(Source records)
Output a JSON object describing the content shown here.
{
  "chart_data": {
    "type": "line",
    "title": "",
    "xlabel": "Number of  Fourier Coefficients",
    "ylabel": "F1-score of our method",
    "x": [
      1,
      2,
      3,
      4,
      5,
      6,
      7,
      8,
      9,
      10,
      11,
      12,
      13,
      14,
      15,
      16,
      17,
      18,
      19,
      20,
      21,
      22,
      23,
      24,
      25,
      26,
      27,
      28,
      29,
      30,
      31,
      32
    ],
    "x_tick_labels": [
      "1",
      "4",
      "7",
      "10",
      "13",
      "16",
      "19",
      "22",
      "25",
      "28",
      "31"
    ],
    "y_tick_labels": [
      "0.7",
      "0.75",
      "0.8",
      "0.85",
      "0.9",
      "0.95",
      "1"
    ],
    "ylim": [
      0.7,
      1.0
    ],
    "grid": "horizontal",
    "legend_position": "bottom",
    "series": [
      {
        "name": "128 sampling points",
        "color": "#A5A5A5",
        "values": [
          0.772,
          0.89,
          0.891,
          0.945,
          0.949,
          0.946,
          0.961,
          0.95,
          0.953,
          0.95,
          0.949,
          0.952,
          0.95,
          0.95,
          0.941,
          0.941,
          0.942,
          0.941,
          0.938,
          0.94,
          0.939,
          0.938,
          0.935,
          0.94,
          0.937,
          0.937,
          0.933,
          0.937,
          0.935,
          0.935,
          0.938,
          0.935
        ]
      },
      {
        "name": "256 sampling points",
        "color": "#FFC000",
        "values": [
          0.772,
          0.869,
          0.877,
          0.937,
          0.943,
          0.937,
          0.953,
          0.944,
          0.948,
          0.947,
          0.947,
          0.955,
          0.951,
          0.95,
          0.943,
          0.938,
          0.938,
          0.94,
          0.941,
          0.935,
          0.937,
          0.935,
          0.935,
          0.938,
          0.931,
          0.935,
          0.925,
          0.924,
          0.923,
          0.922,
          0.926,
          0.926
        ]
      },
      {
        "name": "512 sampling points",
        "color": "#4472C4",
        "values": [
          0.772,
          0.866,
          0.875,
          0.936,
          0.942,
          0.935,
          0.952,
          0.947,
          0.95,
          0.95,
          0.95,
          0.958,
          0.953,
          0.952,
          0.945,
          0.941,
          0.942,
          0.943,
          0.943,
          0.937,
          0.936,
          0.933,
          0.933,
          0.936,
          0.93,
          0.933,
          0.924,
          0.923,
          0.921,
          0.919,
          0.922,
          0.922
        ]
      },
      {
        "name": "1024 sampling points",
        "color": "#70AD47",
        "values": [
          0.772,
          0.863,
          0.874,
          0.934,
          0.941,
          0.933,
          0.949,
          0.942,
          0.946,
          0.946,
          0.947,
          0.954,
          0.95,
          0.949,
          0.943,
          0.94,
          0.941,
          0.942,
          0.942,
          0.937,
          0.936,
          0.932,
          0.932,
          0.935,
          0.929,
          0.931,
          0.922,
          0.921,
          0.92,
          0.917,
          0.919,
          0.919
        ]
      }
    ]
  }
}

[WHAT THE EXERCISE ASKS] Extract each line from the listing that holds the word "color".

[FULL SOLUTION]
        "color": "#A5A5A5",
        "color": "#FFC000",
        "color": "#4472C4",
        "color": "#70AD47",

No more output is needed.